## Task requirements
Filter for the word "networks" and keep each matching line.

Rows from a figure dataset
□ □ □
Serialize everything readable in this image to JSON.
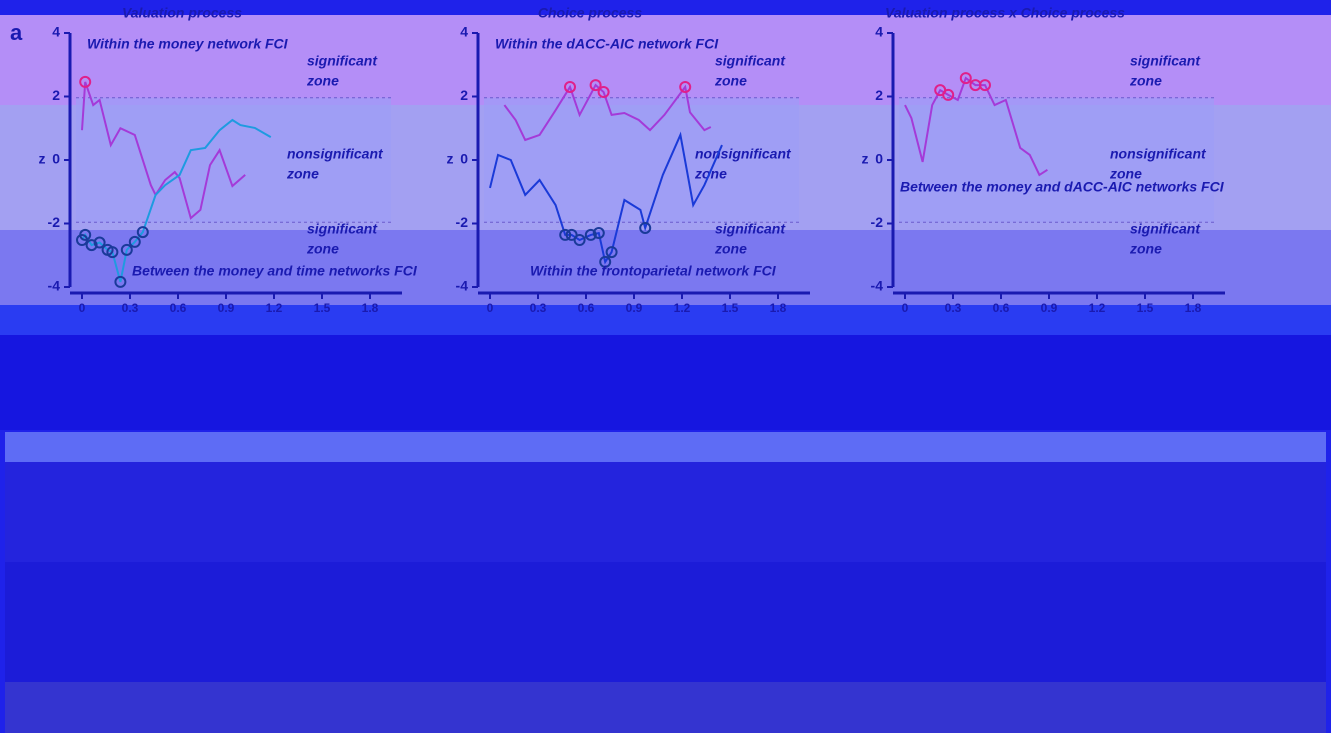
{
  "figure_label": "a",
  "chart_data": [
    {
      "type": "line",
      "title": "Valuation process",
      "y_label": "z",
      "xlim": [
        0,
        2
      ],
      "xticks": [
        0,
        0.3,
        0.6,
        0.9,
        1.2,
        1.5,
        1.8
      ],
      "ylim": [
        -4,
        4
      ],
      "yticks": [
        -4,
        -2,
        0,
        2,
        4
      ],
      "significance_threshold": 1.96,
      "zone_labels": [
        [
          "significant",
          "zone"
        ],
        [
          "nonsignificant",
          "zone"
        ],
        [
          "significant",
          "zone"
        ]
      ],
      "series": [
        {
          "name": "Within the money network FCI",
          "color": "#a43ad8",
          "marker_color": "#e0208a",
          "x": [
            0,
            0.02,
            0.07,
            0.11,
            0.18,
            0.24,
            0.33,
            0.43,
            0.46,
            0.52,
            0.58,
            0.61,
            0.68,
            0.74,
            0.8,
            0.86,
            0.94,
            1.02
          ],
          "values": [
            0.94,
            2.46,
            1.73,
            1.89,
            0.47,
            1.0,
            0.79,
            -0.79,
            -1.1,
            -0.63,
            -0.38,
            -0.57,
            -1.83,
            -1.57,
            -0.16,
            0.31,
            -0.82,
            -0.47
          ]
        },
        {
          "name": "Between the money and time networks FCI",
          "color": "#1e9be0",
          "marker_color": "#1a3a9a",
          "x": [
            0,
            0.02,
            0.06,
            0.11,
            0.16,
            0.19,
            0.24,
            0.28,
            0.33,
            0.38,
            0.46,
            0.52,
            0.61,
            0.68,
            0.77,
            0.86,
            0.94,
            0.99,
            1.08,
            1.18
          ],
          "values": [
            -2.52,
            -2.36,
            -2.68,
            -2.6,
            -2.83,
            -2.9,
            -3.84,
            -2.83,
            -2.58,
            -2.27,
            -1.1,
            -0.79,
            -0.47,
            0.31,
            0.38,
            0.94,
            1.26,
            1.1,
            1.01,
            0.72
          ]
        }
      ]
    },
    {
      "type": "line",
      "title": "Choice process",
      "y_label": "z",
      "xlim": [
        0,
        2
      ],
      "xticks": [
        0,
        0.3,
        0.6,
        0.9,
        1.2,
        1.5,
        1.8
      ],
      "ylim": [
        -4,
        4
      ],
      "yticks": [
        -4,
        -2,
        0,
        2,
        4
      ],
      "significance_threshold": 1.96,
      "zone_labels": [
        [
          "significant",
          "zone"
        ],
        [
          "nonsignificant",
          "zone"
        ],
        [
          "significant",
          "zone"
        ]
      ],
      "series": [
        {
          "name": "Within the dACC-AIC network FCI",
          "color": "#a43ad8",
          "marker_color": "#e0208a",
          "x": [
            0.09,
            0.16,
            0.22,
            0.31,
            0.41,
            0.5,
            0.56,
            0.66,
            0.71,
            0.76,
            0.84,
            0.93,
            1.0,
            1.09,
            1.22,
            1.25,
            1.34,
            1.38
          ],
          "values": [
            1.73,
            1.26,
            0.63,
            0.79,
            1.57,
            2.3,
            1.42,
            2.36,
            2.14,
            1.42,
            1.48,
            1.26,
            0.94,
            1.42,
            2.3,
            1.5,
            0.94,
            1.04
          ]
        },
        {
          "name": "Within the frontoparietal network FCI",
          "color": "#1a3ad8",
          "marker_color": "#1a3a9a",
          "x": [
            0,
            0.05,
            0.13,
            0.22,
            0.31,
            0.41,
            0.47,
            0.51,
            0.56,
            0.63,
            0.68,
            0.72,
            0.76,
            0.84,
            0.94,
            0.97,
            1.08,
            1.19,
            1.27,
            1.34,
            1.45
          ],
          "values": [
            -0.88,
            0.16,
            0,
            -1.1,
            -0.63,
            -1.42,
            -2.36,
            -2.36,
            -2.52,
            -2.36,
            -2.3,
            -3.21,
            -2.9,
            -1.26,
            -1.57,
            -2.14,
            -0.47,
            0.79,
            -1.42,
            -0.79,
            0.47
          ]
        }
      ]
    },
    {
      "type": "line",
      "title": "Valuation process x Choice process",
      "y_label": "z",
      "xlim": [
        0,
        2
      ],
      "xticks": [
        0,
        0.3,
        0.6,
        0.9,
        1.2,
        1.5,
        1.8
      ],
      "ylim": [
        -4,
        4
      ],
      "yticks": [
        -4,
        -2,
        0,
        2,
        4
      ],
      "significance_threshold": 1.96,
      "zone_labels": [
        [
          "significant",
          "zone"
        ],
        [
          "nonsignificant",
          "zone"
        ],
        [
          "significant",
          "zone"
        ]
      ],
      "series": [
        {
          "name": "Between the money and dACC-AIC networks FCI",
          "color": "#a43ad8",
          "marker_color": "#e0208a",
          "x": [
            0,
            0.04,
            0.11,
            0.17,
            0.22,
            0.27,
            0.33,
            0.38,
            0.44,
            0.5,
            0.56,
            0.63,
            0.72,
            0.78,
            0.84,
            0.89
          ],
          "values": [
            1.73,
            1.32,
            -0.06,
            1.73,
            2.2,
            2.05,
            1.89,
            2.58,
            2.36,
            2.36,
            1.73,
            1.89,
            0.38,
            0.16,
            -0.47,
            -0.31
          ]
        }
      ]
    }
  ]
}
□ □ □
## Exercise output
          "name": "Between the money and time networks FCI",
          "name": "Between the money and dACC-AIC networks FCI",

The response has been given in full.